## GOAL
Pick out every line of the entries below where "рекомендации" occurs, and copy those lines.

— START RECORD SET —

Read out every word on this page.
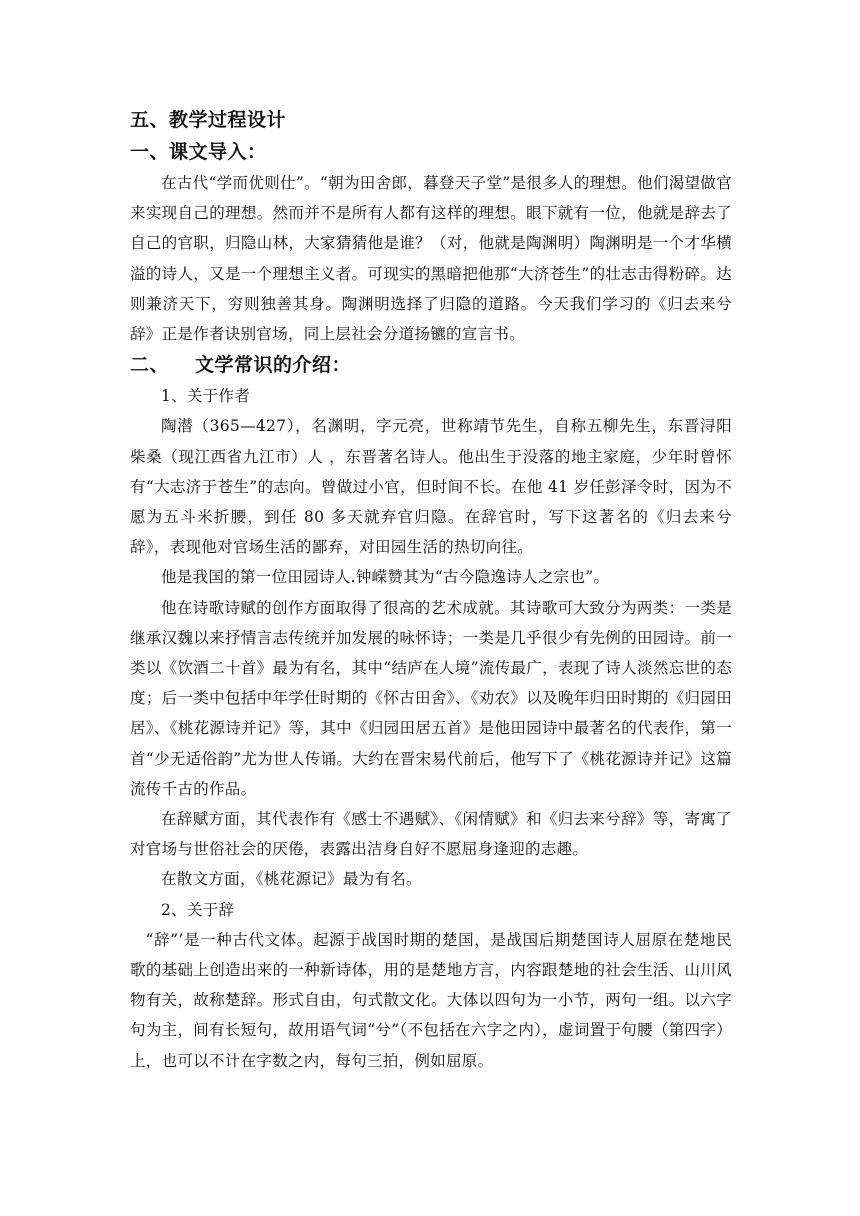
五、教学过程设计
一、课文导入：

在古代“学而优则仕”。“朝为田舍郎，暮登天子堂”是很多人的理想。他们渴望做官来实现自己的理想。然而并不是所有人都有这样的理想。眼下就有一位，他就是辞去了自己的官职，归隐山林，大家猜猜他是谁？（对，他就是陶渊明）陶渊明是一个才华横溢的诗人，又是一个理想主义者。可现实的黑暗把他那“大济苍生”的壮志击得粉碎。达则兼济天下，穷则独善其身。陶渊明选择了归隐的道路。今天我们学习的《归去来兮辞》正是作者诀别官场，同上层社会分道扬镳的宣言书。

二、 文学常识的介绍：

1、关于作者

陶潜（365—427），名渊明，字元亮，世称靖节先生，自称五柳先生，东晋浔阳柴桑（现江西省九江市）人 ，东晋著名诗人。他出生于没落的地主家庭，少年时曾怀有“大志济于苍生”的志向。曾做过小官，但时间不长。在他 41 岁任彭泽令时，因为不愿为五斗米折腰，到任 80 多天就弃官归隐。在辞官时，写下这著名的《归去来兮辞》，表现他对官场生活的鄙弃，对田园生活的热切向往。

他是我国的第一位田园诗人.钟嵘赞其为“古今隐逸诗人之宗也”。

他在诗歌诗赋的创作方面取得了很高的艺术成就。其诗歌可大致分为两类：一类是继承汉魏以来抒情言志传统并加发展的咏怀诗；一类是几乎很少有先例的田园诗。前一类以《饮酒二十首》最为有名，其中“结庐在人境”流传最广，表现了诗人淡然忘世的态度；后一类中包括中年学仕时期的《怀古田舍》、《劝农》以及晚年归田时期的《归园田居》、《桃花源诗并记》等，其中《归园田居五首》是他田园诗中最著名的代表作，第一首“少无适俗韵”尤为世人传诵。大约在晋宋易代前后，他写下了《桃花源诗并记》这篇流传千古的作品。

在辞赋方面，其代表作有《感士不遇赋》、《闲情赋》和《归去来兮辞》等，寄寓了对官场与世俗社会的厌倦，表露出洁身自好不愿屈身逢迎的志趣。

在散文方面，《桃花源记》最为有名。

2、关于辞

“辞”’是一种古代文体。起源于战国时期的楚国，是战国后期楚国诗人屈原在楚地民歌的基础上创造出来的一种新诗体，用的是楚地方言，内容跟楚地的社会生活、山川风物有关，故称楚辞。形式自由，句式散文化。大体以四句为一小节，两句一组。以六字句为主，间有长短句，故用语气词“兮”（不包括在六字之内），虚词置于句腰（第四字）上，也可以不计在字数之内，每句三拍，例如屈原。
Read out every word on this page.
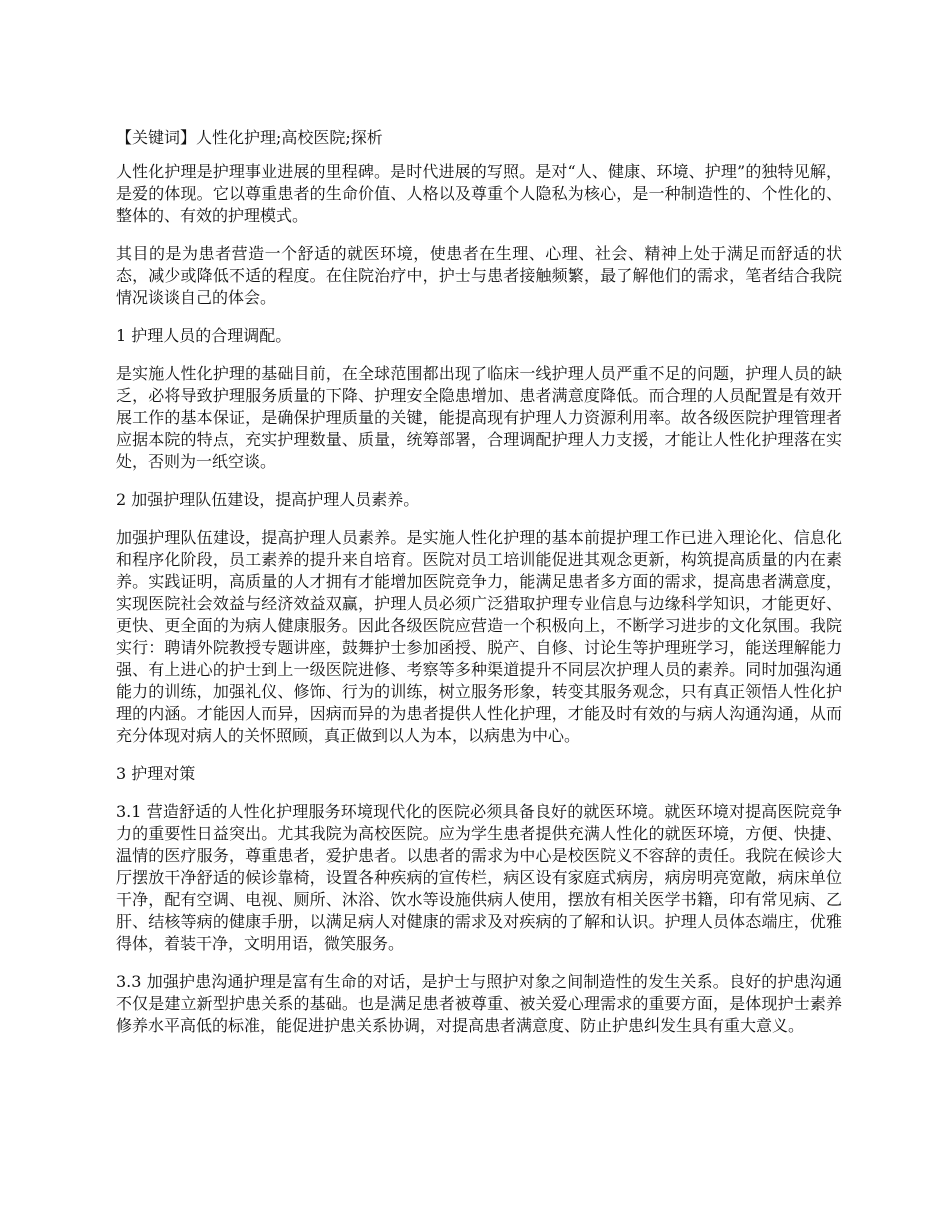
【关键词】人性化护理;高校医院;探析

人性化护理是护理事业进展的里程碑。是时代进展的写照。是对“人、健康、环境、护理”的独特见解，是爱的体现。它以尊重患者的生命价值、人格以及尊重个人隐私为核心，是一种制造性的、个性化的、整体的、有效的护理模式。

其目的是为患者营造一个舒适的就医环境，使患者在生理、心理、社会、精神上处于满足而舒适的状态，减少或降低不适的程度。在住院治疗中，护士与患者接触频繁，最了解他们的需求，笔者结合我院情况谈谈自己的体会。

1 护理人员的合理调配。

是实施人性化护理的基础目前，在全球范围都出现了临床一线护理人员严重不足的问题，护理人员的缺乏，必将导致护理服务质量的下降、护理安全隐患增加、患者满意度降低。而合理的人员配置是有效开展工作的基本保证，是确保护理质量的关键，能提高现有护理人力资源利用率。故各级医院护理管理者应据本院的特点，充实护理数量、质量，统筹部署，合理调配护理人力支援，才能让人性化护理落在实处，否则为一纸空谈。

2 加强护理队伍建设，提高护理人员素养。

加强护理队伍建设，提高护理人员素养。是实施人性化护理的基本前提护理工作已进入理论化、信息化和程序化阶段，员工素养的提升来自培育。医院对员工培训能促进其观念更新，构筑提高质量的内在素养。实践证明，高质量的人才拥有才能增加医院竞争力，能满足患者多方面的需求，提高患者满意度，实现医院社会效益与经济效益双赢，护理人员必须广泛猎取护理专业信息与边缘科学知识，才能更好、更快、更全面的为病人健康服务。因此各级医院应营造一个积极向上，不断学习进步的文化氛围。我院实行：聘请外院教授专题讲座，鼓舞护士参加函授、脱产、自修、讨论生等护理班学习，能送理解能力强、有上进心的护士到上一级医院进修、考察等多种渠道提升不同层次护理人员的素养。同时加强沟通能力的训练，加强礼仪、修饰、行为的训练，树立服务形象，转变其服务观念，只有真正领悟人性化护理的内涵。才能因人而异，因病而异的为患者提供人性化护理，才能及时有效的与病人沟通沟通，从而充分体现对病人的关怀照顾，真正做到以人为本，以病患为中心。

3 护理对策

3.1 营造舒适的人性化护理服务环境现代化的医院必须具备良好的就医环境。就医环境对提高医院竞争力的重要性日益突出。尤其我院为高校医院。应为学生患者提供充满人性化的就医环境，方便、快捷、温情的医疗服务，尊重患者，爱护患者。以患者的需求为中心是校医院义不容辞的责任。我院在候诊大厅摆放干净舒适的候诊靠椅，设置各种疾病的宣传栏，病区设有家庭式病房，病房明亮宽敞，病床单位干净，配有空调、电视、厕所、沐浴、饮水等设施供病人使用，摆放有相关医学书籍，印有常见病、乙肝、结核等病的健康手册，以满足病人对健康的需求及对疾病的了解和认识。护理人员体态端庄，优雅得体，着装干净，文明用语，微笑服务。

3.3 加强护患沟通护理是富有生命的对话，是护士与照护对象之间制造性的发生关系。良好的护患沟通不仅是建立新型护患关系的基础。也是满足患者被尊重、被关爱心理需求的重要方面，是体现护士素养修养水平高低的标准，能促进护患关系协调，对提高患者满意度、防止护患纠发生具有重大意义。
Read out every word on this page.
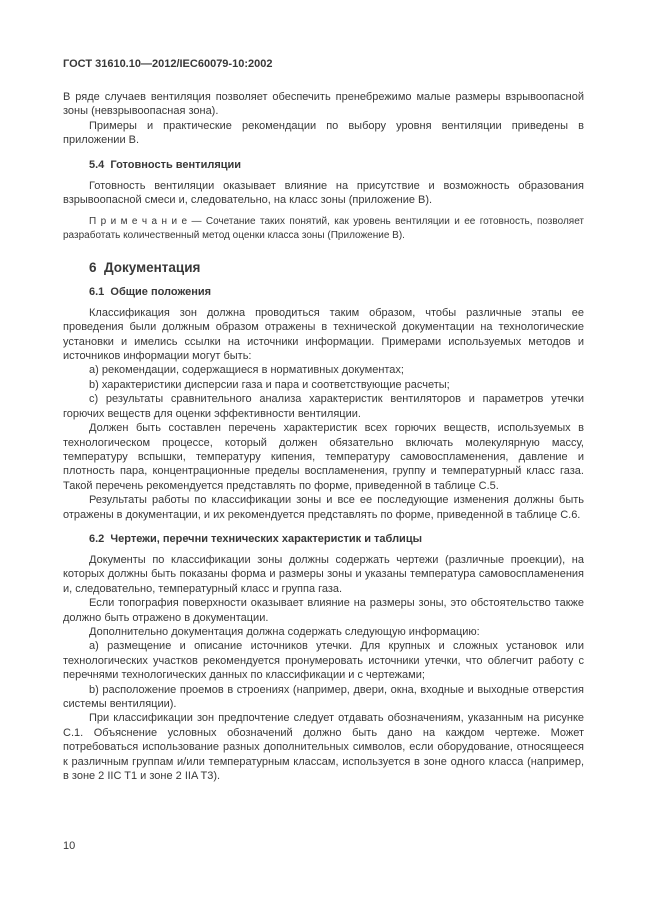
ГОСТ 31610.10—2012/IEC60079-10:2002

В ряде случаев вентиляция позволяет обеспечить пренебрежимо малые размеры взрывоопасной зоны (невзрывоопасная зона).

Примеры и практические рекомендации по выбору уровня вентиляции приведены в приложении В.

5.4  Готовность вентиляции

Готовность вентиляции оказывает влияние на присутствие и возможность образования взрывоопасной смеси и, следовательно, на класс зоны (приложение В).

П р и м е ч а н и е — Сочетание таких понятий, как уровень вентиляции и ее готовность, позволяет разработать количественный метод оценки класса зоны (Приложение В).

6  Документация
6.1  Общие положения

Классификация зон должна проводиться таким образом, чтобы различные этапы ее проведения были должным образом отражены в технической документации на технологические установки и имелись ссылки на источники информации. Примерами используемых методов и источников информации могут быть:

a) рекомендации, содержащиеся в нормативных документах;

b) характеристики дисперсии газа и пара и соответствующие расчеты;

c) результаты сравнительного анализа характеристик вентиляторов и параметров утечки горючих веществ для оценки эффективности вентиляции.

Должен быть составлен перечень характеристик всех горючих веществ, используемых в технологическом процессе, который должен обязательно включать молекулярную массу, температуру вспышки, температуру кипения, температуру самовоспламенения, давление и плотность пара, концентрационные пределы воспламенения, группу и температурный класс газа. Такой перечень рекомендуется представлять по форме, приведенной в таблице С.5.

Результаты работы по классификации зоны и все ее последующие изменения должны быть отражены в документации, и их рекомендуется представлять по форме, приведенной в таблице С.6.

6.2  Чертежи, перечни технических характеристик и таблицы

Документы по классификации зоны должны содержать чертежи (различные проекции), на которых должны быть показаны форма и размеры зоны и указаны температура самовоспламенения и, следовательно, температурный класс и группа газа.

Если топография поверхности оказывает влияние на размеры зоны, это обстоятельство также должно быть отражено в документации.

Дополнительно документация должна содержать следующую информацию:

a) размещение и описание источников утечки. Для крупных и сложных установок или технологических участков рекомендуется пронумеровать источники утечки, что облегчит работу с перечнями технологических данных по классификации и с чертежами;

b) расположение проемов в строениях (например, двери, окна, входные и выходные отверстия системы вентиляции).

При классификации зон предпочтение следует отдавать обозначениям, указанным на рисунке С.1. Объяснение условных обозначений должно быть дано на каждом чертеже. Может потребоваться использование разных дополнительных символов, если оборудование, относящееся к различным группам и/или температурным классам, используется в зоне одного класса (например, в зоне 2 IIC T1 и зоне 2 IIA T3).

10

— END RECORD SET —

## COMPLETE ANSWER
Примеры и практические рекомендации по выбору уровня вентиляции приведены в приложении В.
a) рекомендации, содержащиеся в нормативных документах;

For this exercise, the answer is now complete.